- [WHAT IS NEEDED]
Lines containing the string "كلمة" are to be counted; report the total by itself.

- [DATA ROWS]
-- START --

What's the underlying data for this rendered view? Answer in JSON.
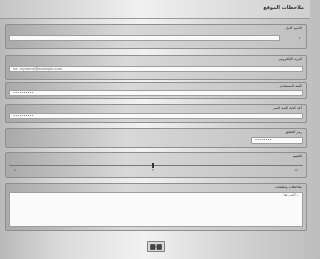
{
  "page": {
    "title": "ملاحظات الموقع"
  },
  "fields": {
    "name_label": "الاسم كامل",
    "name_value": "",
    "name_hint_left": "",
    "email_label": "البريد الإلكتروني",
    "email_placeholder": "ex: myname@example.com",
    "password_label": "كلمة المستخدم",
    "password_placeholder": "••••••••••",
    "confirm_label": "أعد كتابة كلمة السر",
    "confirm_placeholder": "••••••••••",
    "pin_label": "رمز التحقق",
    "pin_placeholder": "••••••••",
    "rating_label": "التقييم",
    "rating_min": "0",
    "rating_mid": "5",
    "rating_max": "10",
    "comments_label": "ملاحظات وتعليقات",
    "comments_placeholder": "أكتب هنا..."
  }
}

-- END --

- [ANSWER TO THE TASK]
2